Drop every picture and give the entries back exactly.
-- Start of Data for the task --
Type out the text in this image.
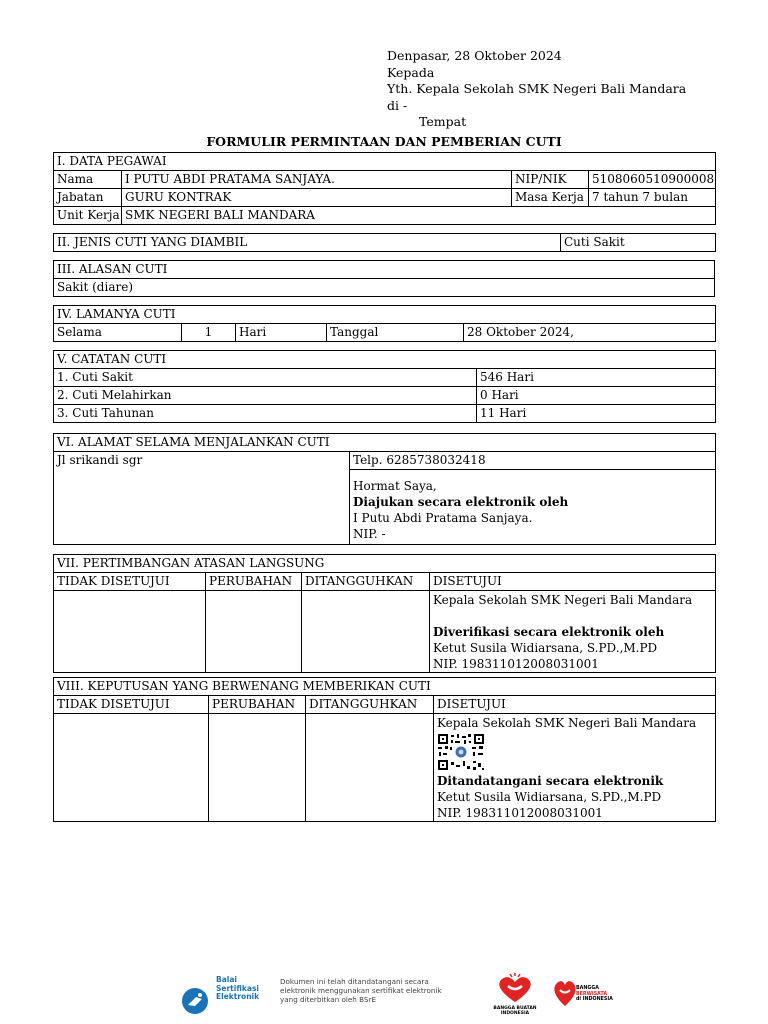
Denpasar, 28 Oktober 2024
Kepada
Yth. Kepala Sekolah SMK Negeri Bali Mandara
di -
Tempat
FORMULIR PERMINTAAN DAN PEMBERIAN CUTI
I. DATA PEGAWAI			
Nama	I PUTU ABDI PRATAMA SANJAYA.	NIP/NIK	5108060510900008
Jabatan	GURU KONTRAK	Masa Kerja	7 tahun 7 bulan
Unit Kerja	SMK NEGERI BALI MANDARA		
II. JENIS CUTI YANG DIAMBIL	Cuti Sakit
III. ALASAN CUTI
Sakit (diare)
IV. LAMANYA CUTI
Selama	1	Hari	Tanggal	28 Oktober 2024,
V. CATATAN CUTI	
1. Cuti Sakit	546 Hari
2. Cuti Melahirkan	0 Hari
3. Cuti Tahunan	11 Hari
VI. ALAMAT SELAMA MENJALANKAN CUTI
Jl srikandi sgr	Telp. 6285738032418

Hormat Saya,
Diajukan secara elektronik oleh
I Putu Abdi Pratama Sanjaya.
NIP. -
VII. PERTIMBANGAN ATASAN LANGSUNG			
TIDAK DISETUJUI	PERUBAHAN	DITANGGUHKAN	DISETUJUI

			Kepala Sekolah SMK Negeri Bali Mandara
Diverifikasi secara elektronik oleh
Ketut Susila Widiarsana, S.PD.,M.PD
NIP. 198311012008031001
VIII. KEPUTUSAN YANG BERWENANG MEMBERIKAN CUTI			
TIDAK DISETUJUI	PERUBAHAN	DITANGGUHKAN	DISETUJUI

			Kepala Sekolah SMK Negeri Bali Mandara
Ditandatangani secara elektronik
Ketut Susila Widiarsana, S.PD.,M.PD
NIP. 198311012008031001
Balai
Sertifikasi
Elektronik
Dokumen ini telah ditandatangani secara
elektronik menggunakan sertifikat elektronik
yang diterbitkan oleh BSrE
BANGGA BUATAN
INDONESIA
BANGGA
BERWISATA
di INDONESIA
-- End of Data for the task --
Expected output:
Type out the text in this image.
Denpasar, 28 Oktober 2024
Kepada
Yth. Kepala Sekolah SMK Negeri Bali Mandara
di -
Tempat
FORMULIR PERMINTAAN DAN PEMBERIAN CUTI
I. DATA PEGAWAI			
Nama	I PUTU ABDI PRATAMA SANJAYA.	NIP/NIK	5108060510900008
Jabatan	GURU KONTRAK	Masa Kerja	7 tahun 7 bulan
Unit Kerja	SMK NEGERI BALI MANDARA		
II. JENIS CUTI YANG DIAMBIL	Cuti Sakit
III. ALASAN CUTI
Sakit (diare)
IV. LAMANYA CUTI
Selama	1	Hari	Tanggal	28 Oktober 2024,
V. CATATAN CUTI	
1. Cuti Sakit	546 Hari
2. Cuti Melahirkan	0 Hari
3. Cuti Tahunan	11 Hari
VI. ALAMAT SELAMA MENJALANKAN CUTI
Jl srikandi sgr	Telp. 6285738032418

Hormat Saya,
Diajukan secara elektronik oleh
I Putu Abdi Pratama Sanjaya.
NIP. -
VII. PERTIMBANGAN ATASAN LANGSUNG			
TIDAK DISETUJUI	PERUBAHAN	DITANGGUHKAN	DISETUJUI

			Kepala Sekolah SMK Negeri Bali Mandara
Diverifikasi secara elektronik oleh
Ketut Susila Widiarsana, S.PD.,M.PD
NIP. 198311012008031001
VIII. KEPUTUSAN YANG BERWENANG MEMBERIKAN CUTI			
TIDAK DISETUJUI	PERUBAHAN	DITANGGUHKAN	DISETUJUI

			Kepala Sekolah SMK Negeri Bali Mandara
Ditandatangani secara elektronik
Ketut Susila Widiarsana, S.PD.,M.PD
NIP. 198311012008031001
Balai
Sertifikasi
Elektronik
Dokumen ini telah ditandatangani secara
elektronik menggunakan sertifikat elektronik
yang diterbitkan oleh BSrE
BANGGA BUATAN
INDONESIA
BANGGA
BERWISATA
di INDONESIA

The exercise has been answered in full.